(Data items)
────────────────
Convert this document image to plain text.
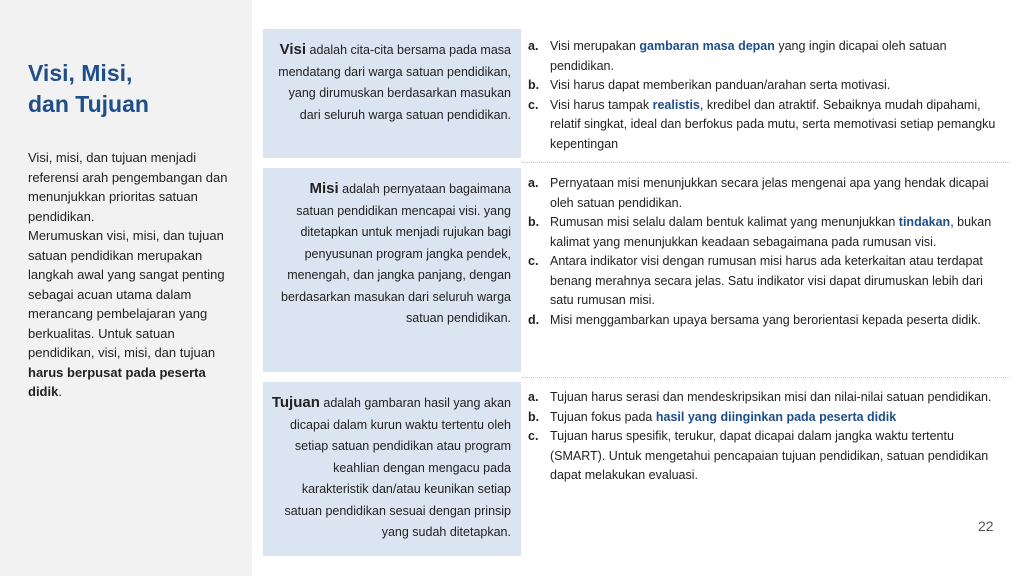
Visi, Misi,
dan Tujuan

Visi, misi, dan tujuan menjadi referensi arah pengembangan dan menunjukkan prioritas satuan pendidikan.

Merumuskan visi, misi, dan tujuan satuan pendidikan merupakan langkah awal yang sangat penting sebagai acuan utama dalam merancang pembelajaran yang berkualitas. Untuk satuan pendidikan, visi, misi, dan tujuan harus berpusat pada peserta didik.

Visi adalah cita-cita bersama pada masa mendatang dari warga satuan pendidikan, yang dirumuskan berdasarkan masukan dari seluruh warga satuan pendidikan.
Misi adalah pernyataan bagaimana satuan pendidikan mencapai visi. yang ditetapkan untuk menjadi rujukan bagi penyusunan program jangka pendek, menengah, dan jangka panjang, dengan berdasarkan masukan dari seluruh warga satuan pendidikan.
Tujuan adalah gambaran hasil yang akan dicapai dalam kurun waktu tertentu oleh setiap satuan pendidikan atau program keahlian dengan mengacu pada karakteristik dan/atau keunikan setiap satuan pendidikan sesuai dengan prinsip yang sudah ditetapkan.
a. Visi merupakan gambaran masa depan yang ingin dicapai oleh satuan pendidikan.
b. Visi harus dapat memberikan panduan/arahan serta motivasi.
c. Visi harus tampak realistis, kredibel dan atraktif. Sebaiknya mudah dipahami, relatif singkat, ideal dan berfokus pada mutu, serta memotivasi setiap pemangku kepentingan
a. Pernyataan misi menunjukkan secara jelas mengenai apa yang hendak dicapai oleh satuan pendidikan.
b. Rumusan misi selalu dalam bentuk kalimat yang menunjukkan tindakan, bukan kalimat yang menunjukkan keadaan sebagaimana pada rumusan visi.
c. Antara indikator visi dengan rumusan misi harus ada keterkaitan atau terdapat benang merahnya secara jelas. Satu indikator visi dapat dirumuskan lebih dari satu rumusan misi.
d. Misi menggambarkan upaya bersama yang berorientasi kepada peserta didik.
a. Tujuan harus serasi dan mendeskripsikan misi dan nilai-nilai satuan pendidikan.
b. Tujuan fokus pada hasil yang diinginkan pada peserta didik
c. Tujuan harus spesifik, terukur, dapat dicapai dalam jangka waktu tertentu (SMART). Untuk mengetahui pencapaian tujuan pendidikan, satuan pendidikan dapat melakukan evaluasi.
22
────────────────
• _Work required_:
Pull out each line containing the word "ditetapkan" and copy it.

• _Solution for this task_:
Misi adalah pernyataan bagaimana satuan pendidikan mencapai visi. yang ditetapkan untuk menjadi rujukan bagi penyusunan program jangka pendek, menengah, dan jangka panjang, dengan berdasarkan masukan dari seluruh warga satuan pendidikan.
Tujuan adalah gambaran hasil yang akan dicapai dalam kurun waktu tertentu oleh setiap satuan pendidikan atau program keahlian dengan mengacu pada karakteristik dan/atau keunikan setiap satuan pendidikan sesuai dengan prinsip yang sudah ditetapkan.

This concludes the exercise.